• **Exercise aim**
Retype every entry in its entirety, without alteration.
>> start Exercise inputs
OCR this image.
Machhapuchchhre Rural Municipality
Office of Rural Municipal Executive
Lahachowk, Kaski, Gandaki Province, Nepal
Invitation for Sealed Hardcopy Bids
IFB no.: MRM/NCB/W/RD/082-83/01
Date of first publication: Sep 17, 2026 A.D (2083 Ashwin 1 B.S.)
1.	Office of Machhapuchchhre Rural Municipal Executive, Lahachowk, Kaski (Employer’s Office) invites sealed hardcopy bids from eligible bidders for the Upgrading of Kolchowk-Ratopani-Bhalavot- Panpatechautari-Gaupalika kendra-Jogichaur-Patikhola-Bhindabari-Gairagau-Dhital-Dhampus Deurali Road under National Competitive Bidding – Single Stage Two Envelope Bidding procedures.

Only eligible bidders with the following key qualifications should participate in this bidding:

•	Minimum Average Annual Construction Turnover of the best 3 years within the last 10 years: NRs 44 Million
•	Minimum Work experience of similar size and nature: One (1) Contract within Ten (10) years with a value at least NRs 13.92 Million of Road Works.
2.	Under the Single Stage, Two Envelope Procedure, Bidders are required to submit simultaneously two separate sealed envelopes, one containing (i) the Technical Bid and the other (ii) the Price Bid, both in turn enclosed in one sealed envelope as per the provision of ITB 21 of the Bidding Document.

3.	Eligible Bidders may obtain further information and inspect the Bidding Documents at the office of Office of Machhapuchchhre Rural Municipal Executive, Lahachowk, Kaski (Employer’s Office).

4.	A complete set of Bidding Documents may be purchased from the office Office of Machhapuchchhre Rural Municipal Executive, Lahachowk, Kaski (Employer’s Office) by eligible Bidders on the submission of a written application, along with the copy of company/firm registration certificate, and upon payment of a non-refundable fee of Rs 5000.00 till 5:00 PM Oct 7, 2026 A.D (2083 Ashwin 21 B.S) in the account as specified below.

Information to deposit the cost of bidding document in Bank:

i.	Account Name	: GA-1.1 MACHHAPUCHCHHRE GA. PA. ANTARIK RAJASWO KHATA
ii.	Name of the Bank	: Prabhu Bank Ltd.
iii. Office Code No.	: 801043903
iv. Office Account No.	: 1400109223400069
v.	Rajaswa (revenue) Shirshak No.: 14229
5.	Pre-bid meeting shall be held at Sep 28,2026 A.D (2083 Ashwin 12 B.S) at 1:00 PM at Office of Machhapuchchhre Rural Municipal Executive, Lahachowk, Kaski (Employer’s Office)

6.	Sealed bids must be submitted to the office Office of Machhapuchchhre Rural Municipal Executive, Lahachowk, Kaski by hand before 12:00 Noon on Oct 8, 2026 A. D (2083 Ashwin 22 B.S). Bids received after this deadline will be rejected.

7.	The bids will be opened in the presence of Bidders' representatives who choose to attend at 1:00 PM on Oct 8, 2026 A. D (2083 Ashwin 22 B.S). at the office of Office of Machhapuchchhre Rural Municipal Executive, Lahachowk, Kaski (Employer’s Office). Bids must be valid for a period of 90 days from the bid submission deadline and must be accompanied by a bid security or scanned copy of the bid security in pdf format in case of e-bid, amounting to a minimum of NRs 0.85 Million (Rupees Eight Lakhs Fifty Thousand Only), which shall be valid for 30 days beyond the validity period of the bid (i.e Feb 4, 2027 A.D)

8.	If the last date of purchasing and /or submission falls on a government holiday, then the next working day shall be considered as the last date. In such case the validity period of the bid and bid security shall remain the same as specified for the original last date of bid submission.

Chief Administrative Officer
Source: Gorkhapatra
>> end Exercise inputs
• **Answer to the exercise**
OCR this image.
Machhapuchchhre Rural Municipality
Office of Rural Municipal Executive
Lahachowk, Kaski, Gandaki Province, Nepal
Invitation for Sealed Hardcopy Bids
IFB no.: MRM/NCB/W/RD/082-83/01
Date of first publication: Sep 17, 2026 A.D (2083 Ashwin 1 B.S.)
1.	Office of Machhapuchchhre Rural Municipal Executive, Lahachowk, Kaski (Employer’s Office) invites sealed hardcopy bids from eligible bidders for the Upgrading of Kolchowk-Ratopani-Bhalavot- Panpatechautari-Gaupalika kendra-Jogichaur-Patikhola-Bhindabari-Gairagau-Dhital-Dhampus Deurali Road under National Competitive Bidding – Single Stage Two Envelope Bidding procedures.

Only eligible bidders with the following key qualifications should participate in this bidding:

•	Minimum Average Annual Construction Turnover of the best 3 years within the last 10 years: NRs 44 Million
•	Minimum Work experience of similar size and nature: One (1) Contract within Ten (10) years with a value at least NRs 13.92 Million of Road Works.
2.	Under the Single Stage, Two Envelope Procedure, Bidders are required to submit simultaneously two separate sealed envelopes, one containing (i) the Technical Bid and the other (ii) the Price Bid, both in turn enclosed in one sealed envelope as per the provision of ITB 21 of the Bidding Document.

3.	Eligible Bidders may obtain further information and inspect the Bidding Documents at the office of Office of Machhapuchchhre Rural Municipal Executive, Lahachowk, Kaski (Employer’s Office).

4.	A complete set of Bidding Documents may be purchased from the office Office of Machhapuchchhre Rural Municipal Executive, Lahachowk, Kaski (Employer’s Office) by eligible Bidders on the submission of a written application, along with the copy of company/firm registration certificate, and upon payment of a non-refundable fee of Rs 5000.00 till 5:00 PM Oct 7, 2026 A.D (2083 Ashwin 21 B.S) in the account as specified below.

Information to deposit the cost of bidding document in Bank:

i.	Account Name	: GA-1.1 MACHHAPUCHCHHRE GA. PA. ANTARIK RAJASWO KHATA
ii.	Name of the Bank	: Prabhu Bank Ltd.
iii. Office Code No.	: 801043903
iv. Office Account No.	: 1400109223400069
v.	Rajaswa (revenue) Shirshak No.: 14229
5.	Pre-bid meeting shall be held at Sep 28,2026 A.D (2083 Ashwin 12 B.S) at 1:00 PM at Office of Machhapuchchhre Rural Municipal Executive, Lahachowk, Kaski (Employer’s Office)

6.	Sealed bids must be submitted to the office Office of Machhapuchchhre Rural Municipal Executive, Lahachowk, Kaski by hand before 12:00 Noon on Oct 8, 2026 A. D (2083 Ashwin 22 B.S). Bids received after this deadline will be rejected.

7.	The bids will be opened in the presence of Bidders' representatives who choose to attend at 1:00 PM on Oct 8, 2026 A. D (2083 Ashwin 22 B.S). at the office of Office of Machhapuchchhre Rural Municipal Executive, Lahachowk, Kaski (Employer’s Office). Bids must be valid for a period of 90 days from the bid submission deadline and must be accompanied by a bid security or scanned copy of the bid security in pdf format in case of e-bid, amounting to a minimum of NRs 0.85 Million (Rupees Eight Lakhs Fifty Thousand Only), which shall be valid for 30 days beyond the validity period of the bid (i.e Feb 4, 2027 A.D)

8.	If the last date of purchasing and /or submission falls on a government holiday, then the next working day shall be considered as the last date. In such case the validity period of the bid and bid security shall remain the same as specified for the original last date of bid submission.

Chief Administrative Officer
Source: Gorkhapatra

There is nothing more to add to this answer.